-- Exercise brief --
The records that follow are to be repeated exactly, with the pictures removed.

-- Dataset --
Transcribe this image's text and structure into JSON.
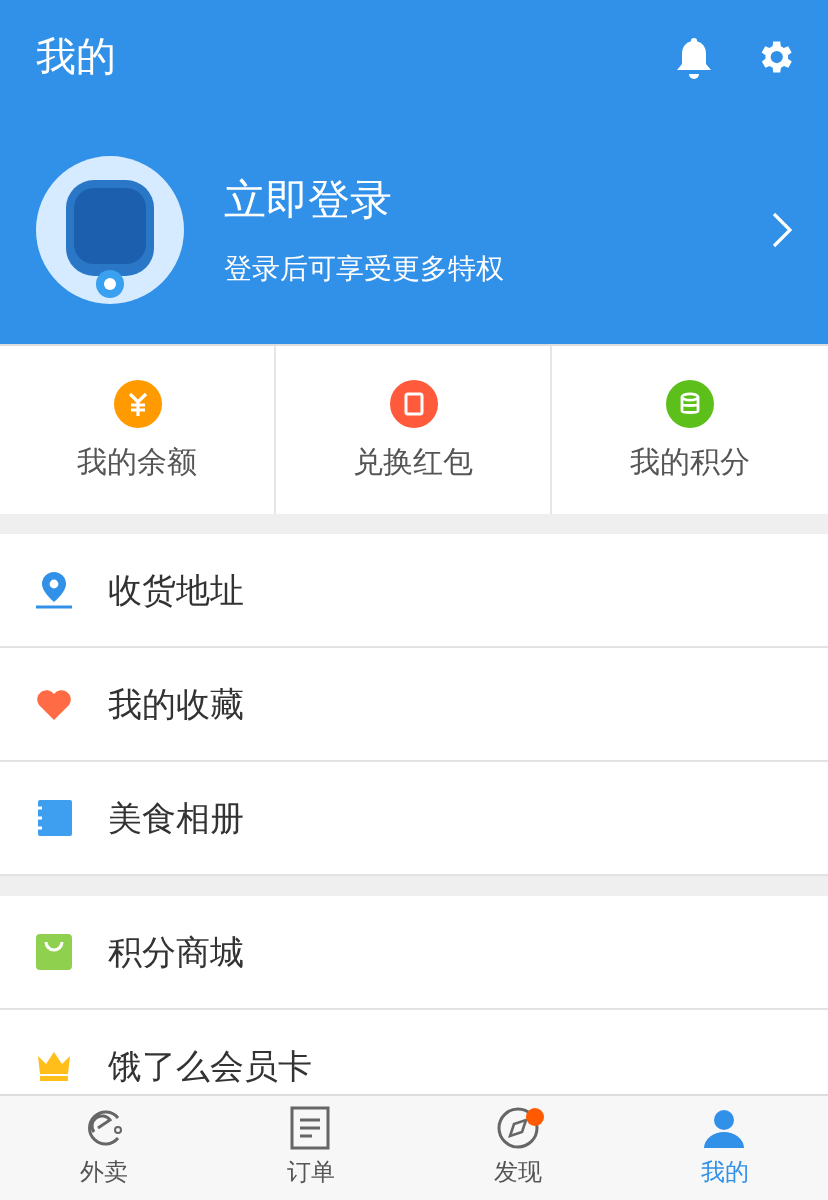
{
  "header": {
    "title": "我的"
  },
  "profile": {
    "title": "立即登录",
    "subtitle": "登录后可享受更多特权"
  },
  "quick_actions": [
    {
      "kind": "yuan",
      "label": "我的余额",
      "color": "#ff9a00"
    },
    {
      "kind": "packet",
      "label": "兑换红包",
      "color": "#ff5a3c"
    },
    {
      "kind": "coins",
      "label": "我的积分",
      "color": "#5cbf1a"
    }
  ],
  "menu_groups": [
    [
      {
        "kind": "pin",
        "label": "收货地址"
      },
      {
        "kind": "heart",
        "label": "我的收藏"
      },
      {
        "kind": "album",
        "label": "美食相册"
      }
    ],
    [
      {
        "kind": "bag",
        "label": "积分商城"
      },
      {
        "kind": "crown",
        "label": "饿了么会员卡"
      }
    ]
  ],
  "tab_bar": [
    {
      "kind": "takeout",
      "label": "外卖",
      "selected": false,
      "badge": false
    },
    {
      "kind": "orders",
      "label": "订单",
      "selected": false,
      "badge": false
    },
    {
      "kind": "discover",
      "label": "发现",
      "selected": false,
      "badge": true
    },
    {
      "kind": "me",
      "label": "我的",
      "selected": true,
      "badge": false
    }
  ]
}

-- Exercise solution --
Transcribe this image's text and structure into JSON.
{
  "header": {
    "title": "我的"
  },
  "profile": {
    "title": "立即登录",
    "subtitle": "登录后可享受更多特权"
  },
  "quick_actions": [
    {
      "kind": "yuan",
      "label": "我的余额",
      "color": "#ff9a00"
    },
    {
      "kind": "packet",
      "label": "兑换红包",
      "color": "#ff5a3c"
    },
    {
      "kind": "coins",
      "label": "我的积分",
      "color": "#5cbf1a"
    }
  ],
  "menu_groups": [
    [
      {
        "kind": "pin",
        "label": "收货地址"
      },
      {
        "kind": "heart",
        "label": "我的收藏"
      },
      {
        "kind": "album",
        "label": "美食相册"
      }
    ],
    [
      {
        "kind": "bag",
        "label": "积分商城"
      },
      {
        "kind": "crown",
        "label": "饿了么会员卡"
      }
    ]
  ],
  "tab_bar": [
    {
      "kind": "takeout",
      "label": "外卖",
      "selected": false,
      "badge": false
    },
    {
      "kind": "orders",
      "label": "订单",
      "selected": false,
      "badge": false
    },
    {
      "kind": "discover",
      "label": "发现",
      "selected": false,
      "badge": true
    },
    {
      "kind": "me",
      "label": "我的",
      "selected": true,
      "badge": false
    }
  ]
}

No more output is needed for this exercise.